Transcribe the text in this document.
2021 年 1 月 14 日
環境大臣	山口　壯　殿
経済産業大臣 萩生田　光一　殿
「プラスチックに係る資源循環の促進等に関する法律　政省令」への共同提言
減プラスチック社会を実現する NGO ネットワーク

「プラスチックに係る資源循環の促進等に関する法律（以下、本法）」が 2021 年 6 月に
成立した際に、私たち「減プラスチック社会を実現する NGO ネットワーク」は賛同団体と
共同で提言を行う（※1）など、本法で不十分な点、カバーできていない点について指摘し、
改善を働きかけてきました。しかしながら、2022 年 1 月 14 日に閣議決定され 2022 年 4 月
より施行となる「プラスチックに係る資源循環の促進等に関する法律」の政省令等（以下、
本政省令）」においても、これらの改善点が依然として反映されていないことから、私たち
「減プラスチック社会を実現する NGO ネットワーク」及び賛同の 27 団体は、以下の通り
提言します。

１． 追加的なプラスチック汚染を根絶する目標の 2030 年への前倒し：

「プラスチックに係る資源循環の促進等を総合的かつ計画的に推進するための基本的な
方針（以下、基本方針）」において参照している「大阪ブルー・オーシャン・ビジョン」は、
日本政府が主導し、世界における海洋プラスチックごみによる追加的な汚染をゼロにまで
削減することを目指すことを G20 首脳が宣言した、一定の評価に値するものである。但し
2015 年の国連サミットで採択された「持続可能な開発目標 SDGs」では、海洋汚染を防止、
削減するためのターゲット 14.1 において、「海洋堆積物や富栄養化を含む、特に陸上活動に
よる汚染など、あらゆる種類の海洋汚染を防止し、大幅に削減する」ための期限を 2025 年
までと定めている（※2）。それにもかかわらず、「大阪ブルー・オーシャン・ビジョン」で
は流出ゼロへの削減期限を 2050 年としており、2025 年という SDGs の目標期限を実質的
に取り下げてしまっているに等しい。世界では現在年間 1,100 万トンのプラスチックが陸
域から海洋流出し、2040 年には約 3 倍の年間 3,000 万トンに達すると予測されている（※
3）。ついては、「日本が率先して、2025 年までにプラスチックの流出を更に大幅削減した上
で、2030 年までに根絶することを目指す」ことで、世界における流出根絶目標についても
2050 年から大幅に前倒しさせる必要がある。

^^^^

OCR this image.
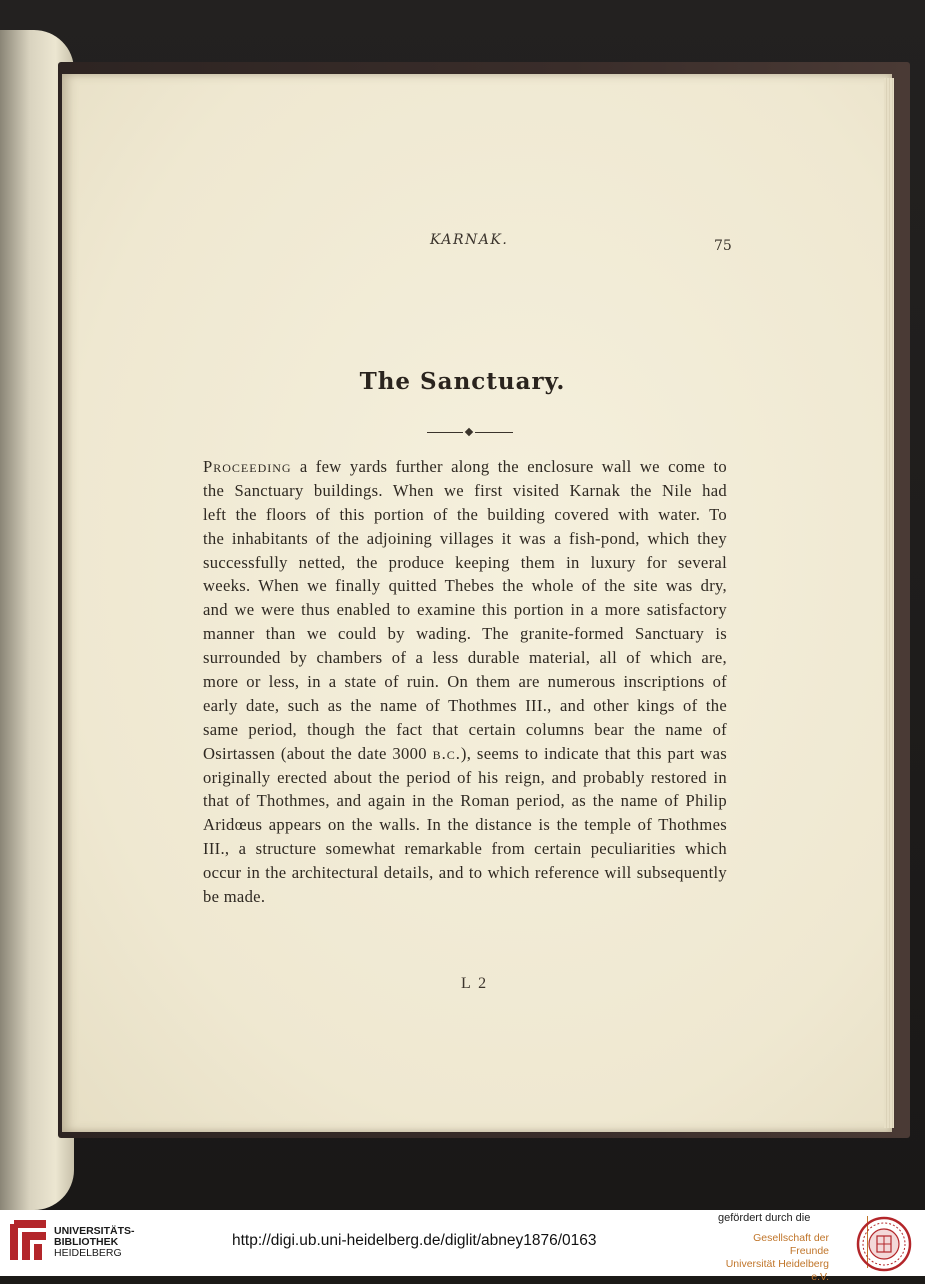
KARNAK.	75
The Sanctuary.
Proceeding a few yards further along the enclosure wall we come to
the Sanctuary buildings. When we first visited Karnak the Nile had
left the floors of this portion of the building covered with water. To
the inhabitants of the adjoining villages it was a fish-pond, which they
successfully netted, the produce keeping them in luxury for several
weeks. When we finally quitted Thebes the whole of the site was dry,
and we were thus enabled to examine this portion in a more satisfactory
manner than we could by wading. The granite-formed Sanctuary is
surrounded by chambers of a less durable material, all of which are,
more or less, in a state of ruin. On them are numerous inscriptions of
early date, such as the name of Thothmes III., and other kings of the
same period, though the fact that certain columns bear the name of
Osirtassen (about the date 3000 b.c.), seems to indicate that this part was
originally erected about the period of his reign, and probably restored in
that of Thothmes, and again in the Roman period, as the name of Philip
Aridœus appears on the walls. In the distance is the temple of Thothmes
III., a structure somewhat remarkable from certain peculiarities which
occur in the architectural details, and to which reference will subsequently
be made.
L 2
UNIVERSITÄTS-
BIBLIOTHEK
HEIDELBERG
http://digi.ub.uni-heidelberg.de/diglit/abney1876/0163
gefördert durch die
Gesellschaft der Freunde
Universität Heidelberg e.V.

^^^^

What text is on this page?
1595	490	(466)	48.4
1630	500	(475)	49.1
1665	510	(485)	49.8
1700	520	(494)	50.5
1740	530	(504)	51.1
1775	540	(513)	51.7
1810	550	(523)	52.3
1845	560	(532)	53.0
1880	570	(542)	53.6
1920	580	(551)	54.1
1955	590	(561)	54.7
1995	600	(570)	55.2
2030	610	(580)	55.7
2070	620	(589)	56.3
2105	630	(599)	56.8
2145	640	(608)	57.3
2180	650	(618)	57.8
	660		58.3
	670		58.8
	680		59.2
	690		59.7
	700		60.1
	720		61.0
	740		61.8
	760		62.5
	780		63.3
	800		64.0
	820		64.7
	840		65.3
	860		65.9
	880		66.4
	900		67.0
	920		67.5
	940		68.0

^^^^

*DIRECTION*. Search the entries for the word "portion" and copy every line that has it.

*REPLY TO THE TASK*.
left the floors of this portion of the building covered with water. To
and we were thus enabled to examine this portion in a more satisfactory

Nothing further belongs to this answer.